_TASK BRIEF_:
Please copy verbatim the lines of the listing below, starting with the line that contains "y-tick-label: 2 (28, 332, 36, 344)" and going on through the line that contains "bar (183, 90, 302, 548)", both of those lines included.

_DATA TO USE_:
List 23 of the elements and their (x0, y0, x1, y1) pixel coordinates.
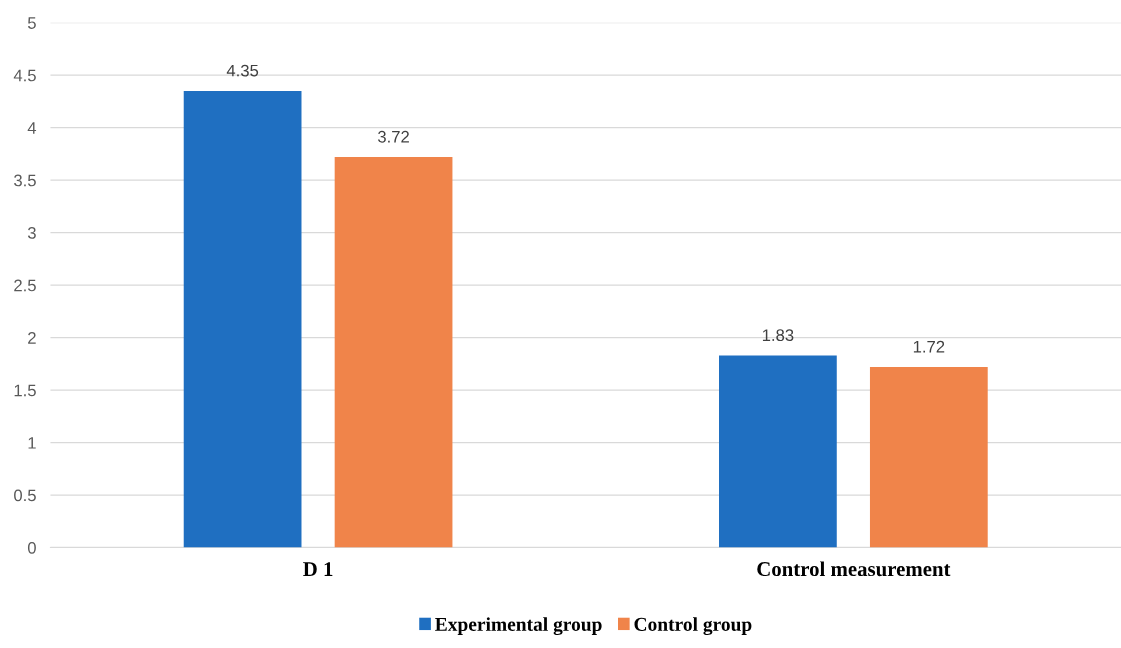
y-tick-label: 2 (28, 332, 36, 344)
bar (719, 355, 837, 548)
x-tick-label: Control measurement (757, 561, 951, 577)
bar (869, 367, 988, 548)
data-label: 1.83 (762, 329, 794, 342)
x-tick-label: D 1 (303, 562, 333, 576)
y-tick-label: 1.5 (14, 384, 36, 397)
y-tick-label: 4.5 (13, 69, 36, 82)
y-tick-label: 0 (27, 541, 36, 554)
y-tick-label: 4 (27, 122, 37, 134)
bar (183, 90, 302, 548)
y-tick-label: 3 (27, 227, 36, 239)
bar (334, 157, 453, 548)
data-label: 1.72 (913, 340, 945, 353)
y-tick-label: 0.5 (14, 489, 36, 502)
legend-label: Experimental group (435, 617, 602, 636)
data-label: 3.72 (377, 130, 409, 143)
legend-label: Control group (634, 617, 752, 636)
data-label: 4.35 (226, 64, 259, 77)
y-tick-label: 5 (27, 17, 36, 29)
y-tick-label: 3.5 (14, 174, 36, 187)
y-tick-label: 1 (28, 437, 36, 449)
y-tick-label: 2.5 (14, 279, 36, 292)
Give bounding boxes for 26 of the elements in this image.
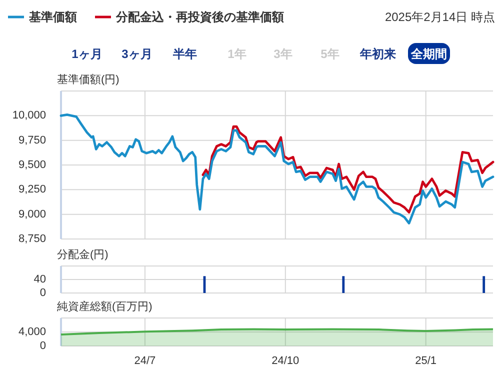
y-tick-label: 4,000	[18, 326, 46, 338]
legend-label: 分配金込・再投資後の基準価額	[115, 10, 284, 24]
x-tick-label: 24/7	[134, 355, 156, 367]
y-tick-label: 10,000	[12, 110, 46, 122]
text: 3ヶ月	[122, 47, 152, 61]
y-tick-label: 9,500	[18, 159, 46, 171]
text: 年初来	[359, 47, 396, 61]
y-axis-title: 純資産総額(百万円)	[57, 300, 152, 313]
y-axis-title: 分配金(円)	[57, 249, 108, 261]
line-series	[202, 125, 494, 214]
y-tick-label: 40	[34, 274, 46, 286]
y-tick-label: 8,750	[18, 233, 46, 245]
text: 1ヶ月	[72, 47, 102, 61]
text: 全期間	[410, 47, 447, 61]
line-series	[60, 113, 494, 224]
x-tick-label: 24/10	[272, 355, 300, 367]
y-tick-label: 9,000	[18, 208, 46, 220]
y-tick-label: 9,250	[18, 184, 46, 196]
legend-label: 基準価額	[28, 10, 77, 24]
text: 半年	[172, 47, 197, 61]
y-tick-label: 0	[40, 287, 46, 299]
y-axis-title: 基準価額(円)	[57, 73, 120, 86]
y-tick-label: 0	[40, 340, 46, 352]
x-tick-label: 25/1	[415, 355, 437, 367]
text: 2025年2月14日 時点	[384, 10, 495, 24]
y-tick-label: 9,750	[18, 134, 46, 146]
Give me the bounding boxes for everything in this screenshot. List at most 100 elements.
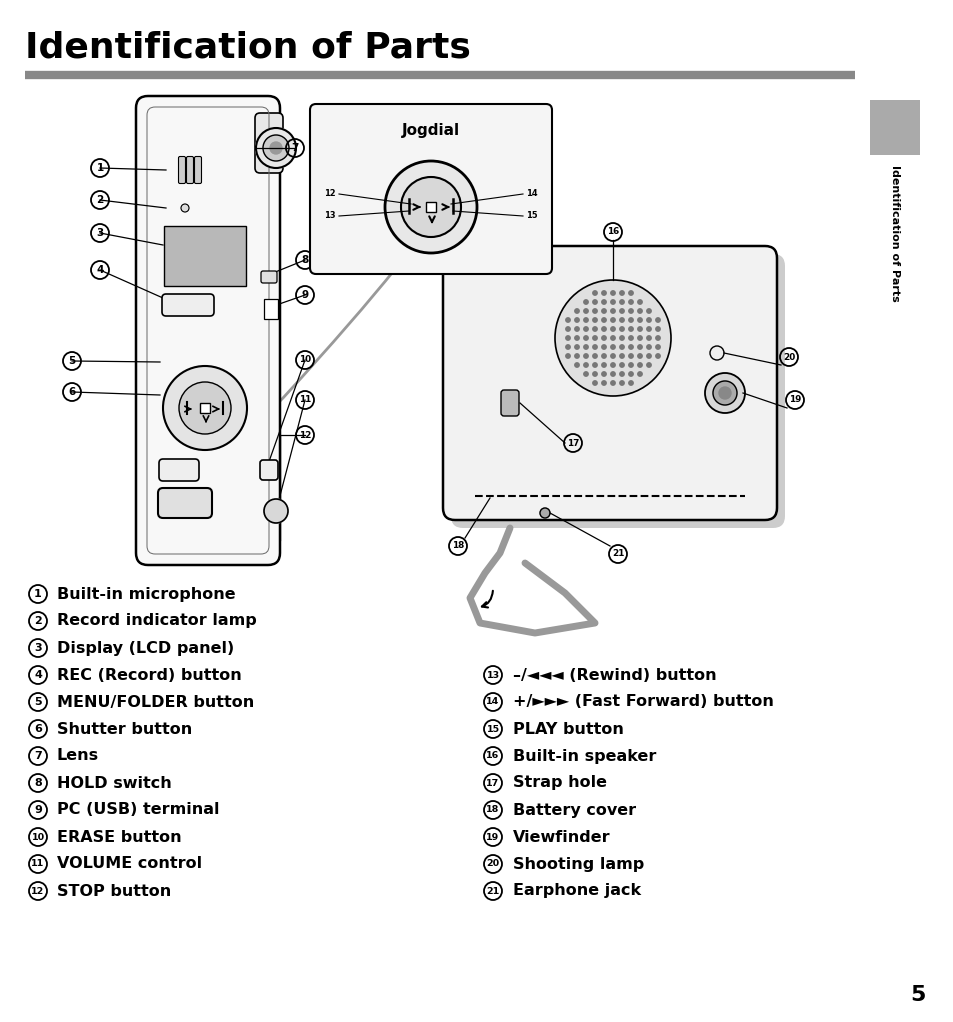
Circle shape bbox=[601, 318, 605, 322]
Text: VOLUME control: VOLUME control bbox=[57, 856, 202, 872]
Circle shape bbox=[628, 318, 633, 322]
Circle shape bbox=[638, 299, 641, 305]
FancyBboxPatch shape bbox=[162, 294, 213, 316]
Circle shape bbox=[601, 363, 605, 367]
Text: 11: 11 bbox=[298, 396, 311, 405]
Circle shape bbox=[638, 363, 641, 367]
Circle shape bbox=[601, 336, 605, 340]
Circle shape bbox=[628, 299, 633, 305]
Circle shape bbox=[583, 336, 588, 340]
Circle shape bbox=[601, 309, 605, 313]
Text: 20: 20 bbox=[486, 860, 499, 869]
Text: Built-in speaker: Built-in speaker bbox=[513, 748, 656, 763]
Text: 20: 20 bbox=[782, 353, 794, 362]
Circle shape bbox=[619, 327, 623, 331]
Circle shape bbox=[655, 354, 659, 358]
Circle shape bbox=[646, 309, 651, 313]
Circle shape bbox=[619, 309, 623, 313]
Circle shape bbox=[628, 291, 633, 295]
Text: 11: 11 bbox=[31, 860, 45, 869]
Circle shape bbox=[592, 344, 597, 350]
Text: 7: 7 bbox=[34, 751, 42, 761]
Text: 6: 6 bbox=[34, 724, 42, 734]
Circle shape bbox=[619, 299, 623, 305]
Text: 4: 4 bbox=[34, 670, 42, 680]
Circle shape bbox=[619, 381, 623, 385]
Circle shape bbox=[592, 363, 597, 367]
Circle shape bbox=[601, 354, 605, 358]
FancyBboxPatch shape bbox=[261, 271, 276, 283]
Circle shape bbox=[575, 344, 578, 350]
Text: +/►►► (Fast Forward) button: +/►►► (Fast Forward) button bbox=[513, 695, 773, 709]
FancyBboxPatch shape bbox=[451, 254, 784, 528]
Circle shape bbox=[709, 346, 723, 360]
Text: 2: 2 bbox=[34, 616, 42, 626]
FancyBboxPatch shape bbox=[260, 460, 277, 480]
Circle shape bbox=[592, 372, 597, 376]
Text: 12: 12 bbox=[298, 430, 311, 439]
Text: 18: 18 bbox=[452, 542, 464, 551]
Text: Jogdial: Jogdial bbox=[401, 123, 459, 138]
Circle shape bbox=[592, 291, 597, 295]
FancyBboxPatch shape bbox=[426, 202, 436, 212]
Text: 17: 17 bbox=[566, 438, 578, 448]
Text: 14: 14 bbox=[526, 189, 537, 198]
Circle shape bbox=[638, 372, 641, 376]
Text: Shooting lamp: Shooting lamp bbox=[513, 856, 643, 872]
Text: Battery cover: Battery cover bbox=[513, 802, 636, 818]
Circle shape bbox=[610, 291, 615, 295]
Circle shape bbox=[628, 381, 633, 385]
Text: Earphone jack: Earphone jack bbox=[513, 883, 640, 898]
Text: 12: 12 bbox=[31, 886, 45, 895]
Text: Built-in microphone: Built-in microphone bbox=[57, 587, 235, 602]
Text: 5: 5 bbox=[909, 985, 924, 1005]
Circle shape bbox=[555, 280, 670, 396]
Circle shape bbox=[601, 299, 605, 305]
Text: Lens: Lens bbox=[57, 748, 99, 763]
Text: 2: 2 bbox=[96, 195, 104, 205]
Circle shape bbox=[601, 327, 605, 331]
Text: 15: 15 bbox=[486, 725, 499, 734]
Text: 8: 8 bbox=[301, 256, 309, 265]
Circle shape bbox=[610, 372, 615, 376]
Text: 7: 7 bbox=[291, 143, 298, 153]
Text: STOP button: STOP button bbox=[57, 883, 172, 898]
Text: 9: 9 bbox=[34, 805, 42, 815]
Circle shape bbox=[610, 336, 615, 340]
Circle shape bbox=[655, 318, 659, 322]
Circle shape bbox=[583, 299, 588, 305]
Text: MENU/FOLDER button: MENU/FOLDER button bbox=[57, 695, 254, 709]
Circle shape bbox=[592, 318, 597, 322]
Text: 9: 9 bbox=[301, 290, 308, 300]
Circle shape bbox=[592, 381, 597, 385]
Circle shape bbox=[601, 372, 605, 376]
FancyBboxPatch shape bbox=[136, 96, 280, 565]
Circle shape bbox=[628, 372, 633, 376]
Circle shape bbox=[628, 363, 633, 367]
FancyBboxPatch shape bbox=[869, 100, 919, 155]
Text: 19: 19 bbox=[788, 396, 801, 405]
Circle shape bbox=[163, 366, 247, 450]
Circle shape bbox=[628, 344, 633, 350]
Circle shape bbox=[619, 344, 623, 350]
Circle shape bbox=[583, 344, 588, 350]
Text: 3: 3 bbox=[96, 228, 104, 238]
Circle shape bbox=[619, 372, 623, 376]
FancyBboxPatch shape bbox=[194, 156, 201, 184]
FancyBboxPatch shape bbox=[500, 390, 518, 416]
FancyBboxPatch shape bbox=[264, 299, 277, 319]
FancyBboxPatch shape bbox=[254, 113, 283, 173]
Circle shape bbox=[646, 336, 651, 340]
FancyBboxPatch shape bbox=[178, 156, 185, 184]
Circle shape bbox=[539, 508, 550, 518]
Circle shape bbox=[592, 299, 597, 305]
Text: 15: 15 bbox=[526, 212, 537, 221]
Circle shape bbox=[646, 318, 651, 322]
Text: Identification of Parts: Identification of Parts bbox=[25, 31, 471, 65]
Text: –/◄◄◄ (Rewind) button: –/◄◄◄ (Rewind) button bbox=[513, 667, 716, 683]
Text: 17: 17 bbox=[486, 779, 499, 788]
Circle shape bbox=[638, 344, 641, 350]
Circle shape bbox=[619, 291, 623, 295]
Circle shape bbox=[619, 363, 623, 367]
Circle shape bbox=[655, 336, 659, 340]
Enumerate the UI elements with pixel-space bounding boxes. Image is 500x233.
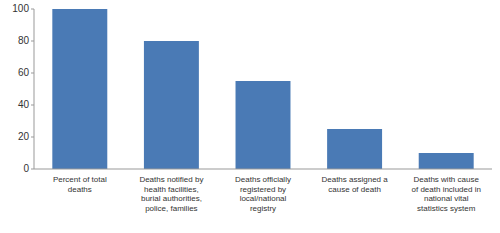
y-tick-label: 60 <box>18 67 30 78</box>
x-axis-line <box>34 169 492 170</box>
y-tick <box>31 73 34 74</box>
y-tick-label: 80 <box>18 35 30 46</box>
bars <box>52 9 473 169</box>
y-tick-label: 40 <box>18 99 30 110</box>
y-tick <box>31 9 34 10</box>
x-tick-label: Percent of totaldeaths <box>53 175 107 194</box>
chart: 0 20 40 60 80 100 Percent of totaldeaths Deaths… <box>0 0 500 233</box>
bar <box>419 153 474 169</box>
bar <box>236 81 291 169</box>
x-tick-label: Deaths notified byhealth facilities,buri… <box>139 175 203 213</box>
y-tick-label: 100 <box>12 3 29 14</box>
y-tick <box>31 105 34 106</box>
x-tick-label: Deaths with causeof death included innat… <box>412 175 481 213</box>
bar <box>52 9 107 169</box>
y-tick-label: 20 <box>18 131 30 142</box>
y-tick <box>31 41 34 42</box>
bar <box>327 129 382 169</box>
x-tick-label: Deaths assigned acause of death <box>321 175 388 194</box>
chart-container: 0 20 40 60 80 100 Percent of totaldeaths Deaths… <box>0 0 500 233</box>
y-tick-label: 0 <box>23 163 29 174</box>
y-tick <box>31 137 34 138</box>
bar <box>144 41 199 169</box>
y-axis-line <box>34 9 35 169</box>
y-tick <box>31 169 34 170</box>
x-tick-label: Deaths officiallyregistered bylocal/nati… <box>235 175 291 213</box>
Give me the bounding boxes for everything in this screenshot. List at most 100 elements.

_EXERCISE SOLUTION_:
y-tick-label: 2 (28, 332, 36, 344)
bar (719, 355, 837, 548)
x-tick-label: Control measurement (757, 561, 951, 577)
bar (869, 367, 988, 548)
data-label: 1.83 (762, 329, 794, 342)
x-tick-label: D 1 (303, 562, 333, 576)
y-tick-label: 1.5 (14, 384, 36, 397)
y-tick-label: 4.5 (13, 69, 36, 82)
y-tick-label: 0 (27, 541, 36, 554)
y-tick-label: 4 (27, 122, 37, 134)
bar (183, 90, 302, 548)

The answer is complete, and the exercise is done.